**** MATERIAL FOR THIS EXERCISE

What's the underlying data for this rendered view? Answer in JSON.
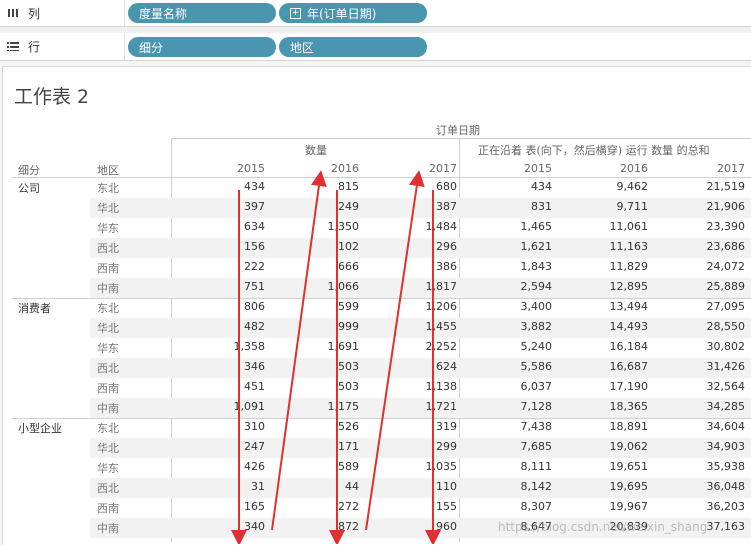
{
  "shelves": {
    "columns": {
      "label": "列",
      "icon": "columns-icon",
      "pills": [
        "度量名称",
        "年(订单日期)"
      ]
    },
    "rows": {
      "label": "行",
      "icon": "rows-icon",
      "pills": [
        "细分",
        "地区"
      ]
    }
  },
  "sheet": {
    "title": "工作表 2",
    "header_top": "订单日期",
    "measure_qty": "数量",
    "measure_running": "正在沿着 表(向下，然后横穿) 运行 数量 的总和",
    "row_headers": [
      "细分",
      "地区"
    ],
    "years": [
      "2015",
      "2016",
      "2017"
    ],
    "segments": [
      {
        "name": "公司",
        "rows": [
          {
            "region": "东北",
            "qty": [
              "434",
              "815",
              "680"
            ],
            "run": [
              "434",
              "9,462",
              "21,519"
            ]
          },
          {
            "region": "华北",
            "qty": [
              "397",
              "249",
              "387"
            ],
            "run": [
              "831",
              "9,711",
              "21,906"
            ]
          },
          {
            "region": "华东",
            "qty": [
              "634",
              "1,350",
              "1,484"
            ],
            "run": [
              "1,465",
              "11,061",
              "23,390"
            ]
          },
          {
            "region": "西北",
            "qty": [
              "156",
              "102",
              "296"
            ],
            "run": [
              "1,621",
              "11,163",
              "23,686"
            ]
          },
          {
            "region": "西南",
            "qty": [
              "222",
              "666",
              "386"
            ],
            "run": [
              "1,843",
              "11,829",
              "24,072"
            ]
          },
          {
            "region": "中南",
            "qty": [
              "751",
              "1,066",
              "1,817"
            ],
            "run": [
              "2,594",
              "12,895",
              "25,889"
            ]
          }
        ]
      },
      {
        "name": "消费者",
        "rows": [
          {
            "region": "东北",
            "qty": [
              "806",
              "599",
              "1,206"
            ],
            "run": [
              "3,400",
              "13,494",
              "27,095"
            ]
          },
          {
            "region": "华北",
            "qty": [
              "482",
              "999",
              "1,455"
            ],
            "run": [
              "3,882",
              "14,493",
              "28,550"
            ]
          },
          {
            "region": "华东",
            "qty": [
              "1,358",
              "1,691",
              "2,252"
            ],
            "run": [
              "5,240",
              "16,184",
              "30,802"
            ]
          },
          {
            "region": "西北",
            "qty": [
              "346",
              "503",
              "624"
            ],
            "run": [
              "5,586",
              "16,687",
              "31,426"
            ]
          },
          {
            "region": "西南",
            "qty": [
              "451",
              "503",
              "1,138"
            ],
            "run": [
              "6,037",
              "17,190",
              "32,564"
            ]
          },
          {
            "region": "中南",
            "qty": [
              "1,091",
              "1,175",
              "1,721"
            ],
            "run": [
              "7,128",
              "18,365",
              "34,285"
            ]
          }
        ]
      },
      {
        "name": "小型企业",
        "rows": [
          {
            "region": "东北",
            "qty": [
              "310",
              "526",
              "319"
            ],
            "run": [
              "7,438",
              "18,891",
              "34,604"
            ]
          },
          {
            "region": "华北",
            "qty": [
              "247",
              "171",
              "299"
            ],
            "run": [
              "7,685",
              "19,062",
              "34,903"
            ]
          },
          {
            "region": "华东",
            "qty": [
              "426",
              "589",
              "1,035"
            ],
            "run": [
              "8,111",
              "19,651",
              "35,938"
            ]
          },
          {
            "region": "西北",
            "qty": [
              "31",
              "44",
              "110"
            ],
            "run": [
              "8,142",
              "19,695",
              "36,048"
            ]
          },
          {
            "region": "西南",
            "qty": [
              "165",
              "272",
              "155"
            ],
            "run": [
              "8,307",
              "19,967",
              "36,203"
            ]
          },
          {
            "region": "中南",
            "qty": [
              "340",
              "872",
              "960"
            ],
            "run": [
              "8,647",
              "20,839",
              "37,163"
            ]
          }
        ]
      }
    ]
  },
  "watermark": "https://blog.csdn.net/weixin_shang",
  "colors": {
    "pill": "#4a95b0",
    "arrow": "#e03030"
  }
}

********

GIVEN PROBLEM:
Restate the data above exactly, stripping out each image.

RESULT FOR THIS EXERCISE:
What's the underlying data for this rendered view? Answer in JSON.
{
  "shelves": {
    "columns": {
      "label": "列",
      "icon": "columns-icon",
      "pills": [
        "度量名称",
        "年(订单日期)"
      ]
    },
    "rows": {
      "label": "行",
      "icon": "rows-icon",
      "pills": [
        "细分",
        "地区"
      ]
    }
  },
  "sheet": {
    "title": "工作表 2",
    "header_top": "订单日期",
    "measure_qty": "数量",
    "measure_running": "正在沿着 表(向下，然后横穿) 运行 数量 的总和",
    "row_headers": [
      "细分",
      "地区"
    ],
    "years": [
      "2015",
      "2016",
      "2017"
    ],
    "segments": [
      {
        "name": "公司",
        "rows": [
          {
            "region": "东北",
            "qty": [
              "434",
              "815",
              "680"
            ],
            "run": [
              "434",
              "9,462",
              "21,519"
            ]
          },
          {
            "region": "华北",
            "qty": [
              "397",
              "249",
              "387"
            ],
            "run": [
              "831",
              "9,711",
              "21,906"
            ]
          },
          {
            "region": "华东",
            "qty": [
              "634",
              "1,350",
              "1,484"
            ],
            "run": [
              "1,465",
              "11,061",
              "23,390"
            ]
          },
          {
            "region": "西北",
            "qty": [
              "156",
              "102",
              "296"
            ],
            "run": [
              "1,621",
              "11,163",
              "23,686"
            ]
          },
          {
            "region": "西南",
            "qty": [
              "222",
              "666",
              "386"
            ],
            "run": [
              "1,843",
              "11,829",
              "24,072"
            ]
          },
          {
            "region": "中南",
            "qty": [
              "751",
              "1,066",
              "1,817"
            ],
            "run": [
              "2,594",
              "12,895",
              "25,889"
            ]
          }
        ]
      },
      {
        "name": "消费者",
        "rows": [
          {
            "region": "东北",
            "qty": [
              "806",
              "599",
              "1,206"
            ],
            "run": [
              "3,400",
              "13,494",
              "27,095"
            ]
          },
          {
            "region": "华北",
            "qty": [
              "482",
              "999",
              "1,455"
            ],
            "run": [
              "3,882",
              "14,493",
              "28,550"
            ]
          },
          {
            "region": "华东",
            "qty": [
              "1,358",
              "1,691",
              "2,252"
            ],
            "run": [
              "5,240",
              "16,184",
              "30,802"
            ]
          },
          {
            "region": "西北",
            "qty": [
              "346",
              "503",
              "624"
            ],
            "run": [
              "5,586",
              "16,687",
              "31,426"
            ]
          },
          {
            "region": "西南",
            "qty": [
              "451",
              "503",
              "1,138"
            ],
            "run": [
              "6,037",
              "17,190",
              "32,564"
            ]
          },
          {
            "region": "中南",
            "qty": [
              "1,091",
              "1,175",
              "1,721"
            ],
            "run": [
              "7,128",
              "18,365",
              "34,285"
            ]
          }
        ]
      },
      {
        "name": "小型企业",
        "rows": [
          {
            "region": "东北",
            "qty": [
              "310",
              "526",
              "319"
            ],
            "run": [
              "7,438",
              "18,891",
              "34,604"
            ]
          },
          {
            "region": "华北",
            "qty": [
              "247",
              "171",
              "299"
            ],
            "run": [
              "7,685",
              "19,062",
              "34,903"
            ]
          },
          {
            "region": "华东",
            "qty": [
              "426",
              "589",
              "1,035"
            ],
            "run": [
              "8,111",
              "19,651",
              "35,938"
            ]
          },
          {
            "region": "西北",
            "qty": [
              "31",
              "44",
              "110"
            ],
            "run": [
              "8,142",
              "19,695",
              "36,048"
            ]
          },
          {
            "region": "西南",
            "qty": [
              "165",
              "272",
              "155"
            ],
            "run": [
              "8,307",
              "19,967",
              "36,203"
            ]
          },
          {
            "region": "中南",
            "qty": [
              "340",
              "872",
              "960"
            ],
            "run": [
              "8,647",
              "20,839",
              "37,163"
            ]
          }
        ]
      }
    ]
  },
  "watermark": "https://blog.csdn.net/weixin_shang",
  "colors": {
    "pill": "#4a95b0",
    "arrow": "#e03030"
  }
}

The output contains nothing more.